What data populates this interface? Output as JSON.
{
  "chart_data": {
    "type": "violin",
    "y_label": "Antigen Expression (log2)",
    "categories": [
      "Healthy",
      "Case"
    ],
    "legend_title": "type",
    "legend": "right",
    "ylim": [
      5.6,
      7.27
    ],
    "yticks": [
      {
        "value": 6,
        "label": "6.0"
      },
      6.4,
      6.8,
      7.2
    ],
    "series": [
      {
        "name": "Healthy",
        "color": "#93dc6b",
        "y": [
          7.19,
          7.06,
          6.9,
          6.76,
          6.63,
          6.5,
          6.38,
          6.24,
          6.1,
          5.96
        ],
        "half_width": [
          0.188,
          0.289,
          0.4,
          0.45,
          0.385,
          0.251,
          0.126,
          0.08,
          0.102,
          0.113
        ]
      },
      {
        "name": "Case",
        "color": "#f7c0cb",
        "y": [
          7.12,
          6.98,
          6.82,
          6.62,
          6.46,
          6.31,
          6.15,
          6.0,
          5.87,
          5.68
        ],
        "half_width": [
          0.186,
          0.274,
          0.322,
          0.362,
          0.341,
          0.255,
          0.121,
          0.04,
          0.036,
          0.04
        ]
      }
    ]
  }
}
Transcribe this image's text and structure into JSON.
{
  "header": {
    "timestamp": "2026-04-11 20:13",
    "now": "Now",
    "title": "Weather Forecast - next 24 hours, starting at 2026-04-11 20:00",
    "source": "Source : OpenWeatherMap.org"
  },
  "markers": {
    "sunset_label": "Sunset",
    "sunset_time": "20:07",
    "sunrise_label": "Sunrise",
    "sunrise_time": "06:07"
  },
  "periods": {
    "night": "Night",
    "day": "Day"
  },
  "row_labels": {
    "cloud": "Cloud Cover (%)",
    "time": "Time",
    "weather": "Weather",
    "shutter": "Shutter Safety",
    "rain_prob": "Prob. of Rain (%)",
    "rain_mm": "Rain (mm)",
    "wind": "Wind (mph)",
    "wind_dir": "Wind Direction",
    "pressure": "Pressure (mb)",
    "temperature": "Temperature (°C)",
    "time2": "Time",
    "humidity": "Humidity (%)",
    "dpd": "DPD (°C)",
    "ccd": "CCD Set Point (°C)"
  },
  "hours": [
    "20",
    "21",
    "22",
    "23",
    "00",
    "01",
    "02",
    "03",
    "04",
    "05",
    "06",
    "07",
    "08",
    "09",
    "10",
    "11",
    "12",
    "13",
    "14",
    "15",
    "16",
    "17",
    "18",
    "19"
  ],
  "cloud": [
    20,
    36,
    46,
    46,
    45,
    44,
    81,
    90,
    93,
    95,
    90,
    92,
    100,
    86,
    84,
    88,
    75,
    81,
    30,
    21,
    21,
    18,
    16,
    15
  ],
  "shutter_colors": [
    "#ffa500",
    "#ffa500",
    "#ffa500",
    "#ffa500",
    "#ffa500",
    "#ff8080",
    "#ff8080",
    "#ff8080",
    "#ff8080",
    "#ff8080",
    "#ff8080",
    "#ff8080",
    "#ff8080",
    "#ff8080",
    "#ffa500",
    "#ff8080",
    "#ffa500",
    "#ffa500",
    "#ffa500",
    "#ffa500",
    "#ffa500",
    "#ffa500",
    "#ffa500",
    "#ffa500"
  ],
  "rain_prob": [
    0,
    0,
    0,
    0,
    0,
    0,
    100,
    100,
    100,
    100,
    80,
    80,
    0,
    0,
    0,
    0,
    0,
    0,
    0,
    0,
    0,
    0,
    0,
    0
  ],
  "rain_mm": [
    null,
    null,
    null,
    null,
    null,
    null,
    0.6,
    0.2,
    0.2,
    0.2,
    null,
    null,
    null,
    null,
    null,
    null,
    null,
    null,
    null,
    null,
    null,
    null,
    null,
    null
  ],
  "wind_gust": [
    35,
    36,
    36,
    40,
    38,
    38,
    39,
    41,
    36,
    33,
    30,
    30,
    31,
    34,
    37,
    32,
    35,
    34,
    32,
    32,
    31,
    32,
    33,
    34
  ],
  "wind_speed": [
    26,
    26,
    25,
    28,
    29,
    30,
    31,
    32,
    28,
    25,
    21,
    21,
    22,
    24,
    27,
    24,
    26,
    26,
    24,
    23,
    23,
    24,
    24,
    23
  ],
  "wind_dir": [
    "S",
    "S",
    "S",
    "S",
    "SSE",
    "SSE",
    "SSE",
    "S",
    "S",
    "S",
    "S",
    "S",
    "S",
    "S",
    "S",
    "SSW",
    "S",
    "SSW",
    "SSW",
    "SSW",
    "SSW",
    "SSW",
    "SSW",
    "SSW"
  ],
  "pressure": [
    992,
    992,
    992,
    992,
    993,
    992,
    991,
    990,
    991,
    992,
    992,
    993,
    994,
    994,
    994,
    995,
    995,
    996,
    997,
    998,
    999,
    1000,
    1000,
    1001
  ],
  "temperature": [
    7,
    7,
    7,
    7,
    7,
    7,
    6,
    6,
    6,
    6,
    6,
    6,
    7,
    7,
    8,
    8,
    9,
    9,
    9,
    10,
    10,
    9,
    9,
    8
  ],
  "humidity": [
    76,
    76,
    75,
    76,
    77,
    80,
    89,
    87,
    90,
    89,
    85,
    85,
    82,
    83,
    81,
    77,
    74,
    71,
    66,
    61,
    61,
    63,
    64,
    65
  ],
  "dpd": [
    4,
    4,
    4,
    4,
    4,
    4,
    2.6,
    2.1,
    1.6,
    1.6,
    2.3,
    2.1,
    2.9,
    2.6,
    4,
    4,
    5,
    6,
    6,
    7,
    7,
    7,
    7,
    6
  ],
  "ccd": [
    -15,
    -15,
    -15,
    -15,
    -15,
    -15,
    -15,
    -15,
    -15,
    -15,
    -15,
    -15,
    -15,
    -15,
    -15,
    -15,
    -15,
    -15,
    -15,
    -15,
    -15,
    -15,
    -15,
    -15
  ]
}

Task to complete: Every line of the data above should be reproduced word for word.

Exercise solution:
What data populates this interface? Output as JSON.
{
  "chart_data": {
    "type": "violin",
    "y_label": "Antigen Expression (log2)",
    "categories": [
      "Healthy",
      "Case"
    ],
    "legend_title": "type",
    "legend": "right",
    "ylim": [
      5.6,
      7.27
    ],
    "yticks": [
      {
        "value": 6,
        "label": "6.0"
      },
      6.4,
      6.8,
      7.2
    ],
    "series": [
      {
        "name": "Healthy",
        "color": "#93dc6b",
        "y": [
          7.19,
          7.06,
          6.9,
          6.76,
          6.63,
          6.5,
          6.38,
          6.24,
          6.1,
          5.96
        ],
        "half_width": [
          0.188,
          0.289,
          0.4,
          0.45,
          0.385,
          0.251,
          0.126,
          0.08,
          0.102,
          0.113
        ]
      },
      {
        "name": "Case",
        "color": "#f7c0cb",
        "y": [
          7.12,
          6.98,
          6.82,
          6.62,
          6.46,
          6.31,
          6.15,
          6.0,
          5.87,
          5.68
        ],
        "half_width": [
          0.186,
          0.274,
          0.322,
          0.362,
          0.341,
          0.255,
          0.121,
          0.04,
          0.036,
          0.04
        ]
      }
    ]
  }
}
Transcribe this image's text and structure into JSON.
{
  "header": {
    "timestamp": "2026-04-11 20:13",
    "now": "Now",
    "title": "Weather Forecast - next 24 hours, starting at 2026-04-11 20:00",
    "source": "Source : OpenWeatherMap.org"
  },
  "markers": {
    "sunset_label": "Sunset",
    "sunset_time": "20:07",
    "sunrise_label": "Sunrise",
    "sunrise_time": "06:07"
  },
  "periods": {
    "night": "Night",
    "day": "Day"
  },
  "row_labels": {
    "cloud": "Cloud Cover (%)",
    "time": "Time",
    "weather": "Weather",
    "shutter": "Shutter Safety",
    "rain_prob": "Prob. of Rain (%)",
    "rain_mm": "Rain (mm)",
    "wind": "Wind (mph)",
    "wind_dir": "Wind Direction",
    "pressure": "Pressure (mb)",
    "temperature": "Temperature (°C)",
    "time2": "Time",
    "humidity": "Humidity (%)",
    "dpd": "DPD (°C)",
    "ccd": "CCD Set Point (°C)"
  },
  "hours": [
    "20",
    "21",
    "22",
    "23",
    "00",
    "01",
    "02",
    "03",
    "04",
    "05",
    "06",
    "07",
    "08",
    "09",
    "10",
    "11",
    "12",
    "13",
    "14",
    "15",
    "16",
    "17",
    "18",
    "19"
  ],
  "cloud": [
    20,
    36,
    46,
    46,
    45,
    44,
    81,
    90,
    93,
    95,
    90,
    92,
    100,
    86,
    84,
    88,
    75,
    81,
    30,
    21,
    21,
    18,
    16,
    15
  ],
  "shutter_colors": [
    "#ffa500",
    "#ffa500",
    "#ffa500",
    "#ffa500",
    "#ffa500",
    "#ff8080",
    "#ff8080",
    "#ff8080",
    "#ff8080",
    "#ff8080",
    "#ff8080",
    "#ff8080",
    "#ff8080",
    "#ff8080",
    "#ffa500",
    "#ff8080",
    "#ffa500",
    "#ffa500",
    "#ffa500",
    "#ffa500",
    "#ffa500",
    "#ffa500",
    "#ffa500",
    "#ffa500"
  ],
  "rain_prob": [
    0,
    0,
    0,
    0,
    0,
    0,
    100,
    100,
    100,
    100,
    80,
    80,
    0,
    0,
    0,
    0,
    0,
    0,
    0,
    0,
    0,
    0,
    0,
    0
  ],
  "rain_mm": [
    null,
    null,
    null,
    null,
    null,
    null,
    0.6,
    0.2,
    0.2,
    0.2,
    null,
    null,
    null,
    null,
    null,
    null,
    null,
    null,
    null,
    null,
    null,
    null,
    null,
    null
  ],
  "wind_gust": [
    35,
    36,
    36,
    40,
    38,
    38,
    39,
    41,
    36,
    33,
    30,
    30,
    31,
    34,
    37,
    32,
    35,
    34,
    32,
    32,
    31,
    32,
    33,
    34
  ],
  "wind_speed": [
    26,
    26,
    25,
    28,
    29,
    30,
    31,
    32,
    28,
    25,
    21,
    21,
    22,
    24,
    27,
    24,
    26,
    26,
    24,
    23,
    23,
    24,
    24,
    23
  ],
  "wind_dir": [
    "S",
    "S",
    "S",
    "S",
    "SSE",
    "SSE",
    "SSE",
    "S",
    "S",
    "S",
    "S",
    "S",
    "S",
    "S",
    "S",
    "SSW",
    "S",
    "SSW",
    "SSW",
    "SSW",
    "SSW",
    "SSW",
    "SSW",
    "SSW"
  ],
  "pressure": [
    992,
    992,
    992,
    992,
    993,
    992,
    991,
    990,
    991,
    992,
    992,
    993,
    994,
    994,
    994,
    995,
    995,
    996,
    997,
    998,
    999,
    1000,
    1000,
    1001
  ],
  "temperature": [
    7,
    7,
    7,
    7,
    7,
    7,
    6,
    6,
    6,
    6,
    6,
    6,
    7,
    7,
    8,
    8,
    9,
    9,
    9,
    10,
    10,
    9,
    9,
    8
  ],
  "humidity": [
    76,
    76,
    75,
    76,
    77,
    80,
    89,
    87,
    90,
    89,
    85,
    85,
    82,
    83,
    81,
    77,
    74,
    71,
    66,
    61,
    61,
    63,
    64,
    65
  ],
  "dpd": [
    4,
    4,
    4,
    4,
    4,
    4,
    2.6,
    2.1,
    1.6,
    1.6,
    2.3,
    2.1,
    2.9,
    2.6,
    4,
    4,
    5,
    6,
    6,
    7,
    7,
    7,
    7,
    6
  ],
  "ccd": [
    -15,
    -15,
    -15,
    -15,
    -15,
    -15,
    -15,
    -15,
    -15,
    -15,
    -15,
    -15,
    -15,
    -15,
    -15,
    -15,
    -15,
    -15,
    -15,
    -15,
    -15,
    -15,
    -15,
    -15
  ]
}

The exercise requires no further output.